### LISTING
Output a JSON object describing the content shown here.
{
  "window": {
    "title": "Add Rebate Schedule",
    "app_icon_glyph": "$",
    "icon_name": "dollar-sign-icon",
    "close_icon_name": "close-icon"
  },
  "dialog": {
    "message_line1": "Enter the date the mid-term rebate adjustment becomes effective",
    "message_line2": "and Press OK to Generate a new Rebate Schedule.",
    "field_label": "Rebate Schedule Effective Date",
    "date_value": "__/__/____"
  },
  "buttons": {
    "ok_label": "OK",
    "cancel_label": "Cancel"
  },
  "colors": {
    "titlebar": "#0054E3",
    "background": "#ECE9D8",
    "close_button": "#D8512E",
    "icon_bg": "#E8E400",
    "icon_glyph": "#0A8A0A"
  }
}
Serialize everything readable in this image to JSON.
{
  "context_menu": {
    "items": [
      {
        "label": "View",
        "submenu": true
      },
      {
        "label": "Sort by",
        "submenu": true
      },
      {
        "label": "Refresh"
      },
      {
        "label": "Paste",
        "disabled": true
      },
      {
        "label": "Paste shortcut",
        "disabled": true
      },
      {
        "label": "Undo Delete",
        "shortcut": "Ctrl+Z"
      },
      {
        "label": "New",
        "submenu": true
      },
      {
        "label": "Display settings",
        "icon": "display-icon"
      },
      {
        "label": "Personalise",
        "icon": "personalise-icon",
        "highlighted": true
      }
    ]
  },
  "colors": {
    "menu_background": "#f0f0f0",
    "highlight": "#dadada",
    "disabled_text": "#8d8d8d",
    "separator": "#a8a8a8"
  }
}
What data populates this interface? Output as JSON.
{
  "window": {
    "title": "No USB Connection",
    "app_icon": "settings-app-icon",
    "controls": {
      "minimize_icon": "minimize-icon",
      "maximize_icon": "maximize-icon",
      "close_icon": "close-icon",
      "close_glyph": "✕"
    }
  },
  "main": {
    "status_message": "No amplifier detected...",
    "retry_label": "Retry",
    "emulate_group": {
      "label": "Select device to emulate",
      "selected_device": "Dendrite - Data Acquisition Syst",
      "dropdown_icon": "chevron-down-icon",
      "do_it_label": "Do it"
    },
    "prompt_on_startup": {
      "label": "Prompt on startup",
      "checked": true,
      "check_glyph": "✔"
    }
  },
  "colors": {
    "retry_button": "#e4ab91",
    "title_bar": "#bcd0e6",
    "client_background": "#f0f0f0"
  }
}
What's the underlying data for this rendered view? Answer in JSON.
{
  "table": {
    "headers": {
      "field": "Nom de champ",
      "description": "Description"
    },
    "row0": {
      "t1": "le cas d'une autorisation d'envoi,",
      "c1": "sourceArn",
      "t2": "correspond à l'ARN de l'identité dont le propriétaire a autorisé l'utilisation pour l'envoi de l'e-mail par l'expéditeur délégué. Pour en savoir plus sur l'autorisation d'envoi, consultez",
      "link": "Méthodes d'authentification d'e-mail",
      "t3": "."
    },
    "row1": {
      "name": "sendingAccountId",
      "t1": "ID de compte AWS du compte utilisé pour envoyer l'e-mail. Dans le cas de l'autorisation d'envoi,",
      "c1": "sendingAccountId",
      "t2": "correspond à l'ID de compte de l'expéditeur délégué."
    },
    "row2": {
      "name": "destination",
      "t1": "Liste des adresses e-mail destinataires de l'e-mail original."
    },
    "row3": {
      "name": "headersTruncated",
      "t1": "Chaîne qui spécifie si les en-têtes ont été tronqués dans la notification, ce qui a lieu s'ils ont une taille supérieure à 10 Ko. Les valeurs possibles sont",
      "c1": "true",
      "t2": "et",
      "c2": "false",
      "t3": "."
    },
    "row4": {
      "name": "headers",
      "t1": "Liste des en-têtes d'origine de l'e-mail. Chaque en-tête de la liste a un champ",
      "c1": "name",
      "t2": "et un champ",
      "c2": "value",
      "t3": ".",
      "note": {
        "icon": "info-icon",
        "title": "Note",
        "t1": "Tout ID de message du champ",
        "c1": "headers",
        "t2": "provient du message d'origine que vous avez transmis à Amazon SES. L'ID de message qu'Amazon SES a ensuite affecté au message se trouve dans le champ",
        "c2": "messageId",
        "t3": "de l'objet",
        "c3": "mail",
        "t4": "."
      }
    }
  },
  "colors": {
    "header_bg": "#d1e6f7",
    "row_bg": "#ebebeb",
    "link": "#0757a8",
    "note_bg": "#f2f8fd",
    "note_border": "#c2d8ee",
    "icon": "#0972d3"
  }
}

### TO BE DONE
Repeat the entries above exactly, leaving nothing out.

### EXPECTED ANSWER
Output a JSON object describing the content shown here.
{
  "window": {
    "title": "Add Rebate Schedule",
    "app_icon_glyph": "$",
    "icon_name": "dollar-sign-icon",
    "close_icon_name": "close-icon"
  },
  "dialog": {
    "message_line1": "Enter the date the mid-term rebate adjustment becomes effective",
    "message_line2": "and Press OK to Generate a new Rebate Schedule.",
    "field_label": "Rebate Schedule Effective Date",
    "date_value": "__/__/____"
  },
  "buttons": {
    "ok_label": "OK",
    "cancel_label": "Cancel"
  },
  "colors": {
    "titlebar": "#0054E3",
    "background": "#ECE9D8",
    "close_button": "#D8512E",
    "icon_bg": "#E8E400",
    "icon_glyph": "#0A8A0A"
  }
}
Serialize everything readable in this image to JSON.
{
  "context_menu": {
    "items": [
      {
        "label": "View",
        "submenu": true
      },
      {
        "label": "Sort by",
        "submenu": true
      },
      {
        "label": "Refresh"
      },
      {
        "label": "Paste",
        "disabled": true
      },
      {
        "label": "Paste shortcut",
        "disabled": true
      },
      {
        "label": "Undo Delete",
        "shortcut": "Ctrl+Z"
      },
      {
        "label": "New",
        "submenu": true
      },
      {
        "label": "Display settings",
        "icon": "display-icon"
      },
      {
        "label": "Personalise",
        "icon": "personalise-icon",
        "highlighted": true
      }
    ]
  },
  "colors": {
    "menu_background": "#f0f0f0",
    "highlight": "#dadada",
    "disabled_text": "#8d8d8d",
    "separator": "#a8a8a8"
  }
}
What data populates this interface? Output as JSON.
{
  "window": {
    "title": "No USB Connection",
    "app_icon": "settings-app-icon",
    "controls": {
      "minimize_icon": "minimize-icon",
      "maximize_icon": "maximize-icon",
      "close_icon": "close-icon",
      "close_glyph": "✕"
    }
  },
  "main": {
    "status_message": "No amplifier detected...",
    "retry_label": "Retry",
    "emulate_group": {
      "label": "Select device to emulate",
      "selected_device": "Dendrite - Data Acquisition Syst",
      "dropdown_icon": "chevron-down-icon",
      "do_it_label": "Do it"
    },
    "prompt_on_startup": {
      "label": "Prompt on startup",
      "checked": true,
      "check_glyph": "✔"
    }
  },
  "colors": {
    "retry_button": "#e4ab91",
    "title_bar": "#bcd0e6",
    "client_background": "#f0f0f0"
  }
}
What's the underlying data for this rendered view? Answer in JSON.
{
  "table": {
    "headers": {
      "field": "Nom de champ",
      "description": "Description"
    },
    "row0": {
      "t1": "le cas d'une autorisation d'envoi,",
      "c1": "sourceArn",
      "t2": "correspond à l'ARN de l'identité dont le propriétaire a autorisé l'utilisation pour l'envoi de l'e-mail par l'expéditeur délégué. Pour en savoir plus sur l'autorisation d'envoi, consultez",
      "link": "Méthodes d'authentification d'e-mail",
      "t3": "."
    },
    "row1": {
      "name": "sendingAccountId",
      "t1": "ID de compte AWS du compte utilisé pour envoyer l'e-mail. Dans le cas de l'autorisation d'envoi,",
      "c1": "sendingAccountId",
      "t2": "correspond à l'ID de compte de l'expéditeur délégué."
    },
    "row2": {
      "name": "destination",
      "t1": "Liste des adresses e-mail destinataires de l'e-mail original."
    },
    "row3": {
      "name": "headersTruncated",
      "t1": "Chaîne qui spécifie si les en-têtes ont été tronqués dans la notification, ce qui a lieu s'ils ont une taille supérieure à 10 Ko. Les valeurs possibles sont",
      "c1": "true",
      "t2": "et",
      "c2": "false",
      "t3": "."
    },
    "row4": {
      "name": "headers",
      "t1": "Liste des en-têtes d'origine de l'e-mail. Chaque en-tête de la liste a un champ",
      "c1": "name",
      "t2": "et un champ",
      "c2": "value",
      "t3": ".",
      "note": {
        "icon": "info-icon",
        "title": "Note",
        "t1": "Tout ID de message du champ",
        "c1": "headers",
        "t2": "provient du message d'origine que vous avez transmis à Amazon SES. L'ID de message qu'Amazon SES a ensuite affecté au message se trouve dans le champ",
        "c2": "messageId",
        "t3": "de l'objet",
        "c3": "mail",
        "t4": "."
      }
    }
  },
  "colors": {
    "header_bg": "#d1e6f7",
    "row_bg": "#ebebeb",
    "link": "#0757a8",
    "note_bg": "#f2f8fd",
    "note_border": "#c2d8ee",
    "icon": "#0972d3"
  }
}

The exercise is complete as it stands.